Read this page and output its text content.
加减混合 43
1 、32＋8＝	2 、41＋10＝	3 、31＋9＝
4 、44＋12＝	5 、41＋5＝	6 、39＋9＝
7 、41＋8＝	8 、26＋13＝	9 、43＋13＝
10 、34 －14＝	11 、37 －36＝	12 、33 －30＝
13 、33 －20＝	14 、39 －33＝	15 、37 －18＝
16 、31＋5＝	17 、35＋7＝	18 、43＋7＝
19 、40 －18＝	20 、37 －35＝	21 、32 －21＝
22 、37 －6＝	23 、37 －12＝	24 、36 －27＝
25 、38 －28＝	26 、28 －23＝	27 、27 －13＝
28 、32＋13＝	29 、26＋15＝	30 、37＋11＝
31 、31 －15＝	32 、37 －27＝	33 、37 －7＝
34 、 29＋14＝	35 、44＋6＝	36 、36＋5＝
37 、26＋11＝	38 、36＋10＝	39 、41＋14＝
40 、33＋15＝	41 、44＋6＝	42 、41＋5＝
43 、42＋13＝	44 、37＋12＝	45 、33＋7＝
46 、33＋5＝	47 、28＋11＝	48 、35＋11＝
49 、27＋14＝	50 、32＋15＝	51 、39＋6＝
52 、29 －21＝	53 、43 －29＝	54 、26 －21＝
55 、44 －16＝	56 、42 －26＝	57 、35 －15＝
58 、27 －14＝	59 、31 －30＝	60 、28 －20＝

* Aim: Output all preceding records character for character.

* Written reply:
Read this page and output its text content.
加减混合 43
1 、32＋8＝	2 、41＋10＝	3 、31＋9＝
4 、44＋12＝	5 、41＋5＝	6 、39＋9＝
7 、41＋8＝	8 、26＋13＝	9 、43＋13＝
10 、34 －14＝	11 、37 －36＝	12 、33 －30＝
13 、33 －20＝	14 、39 －33＝	15 、37 －18＝
16 、31＋5＝	17 、35＋7＝	18 、43＋7＝
19 、40 －18＝	20 、37 －35＝	21 、32 －21＝
22 、37 －6＝	23 、37 －12＝	24 、36 －27＝
25 、38 －28＝	26 、28 －23＝	27 、27 －13＝
28 、32＋13＝	29 、26＋15＝	30 、37＋11＝
31 、31 －15＝	32 、37 －27＝	33 、37 －7＝
34 、 29＋14＝	35 、44＋6＝	36 、36＋5＝
37 、26＋11＝	38 、36＋10＝	39 、41＋14＝
40 、33＋15＝	41 、44＋6＝	42 、41＋5＝
43 、42＋13＝	44 、37＋12＝	45 、33＋7＝
46 、33＋5＝	47 、28＋11＝	48 、35＋11＝
49 、27＋14＝	50 、32＋15＝	51 、39＋6＝
52 、29 －21＝	53 、43 －29＝	54 、26 －21＝
55 、44 －16＝	56 、42 －26＝	57 、35 －15＝
58 、27 －14＝	59 、31 －30＝	60 、28 －20＝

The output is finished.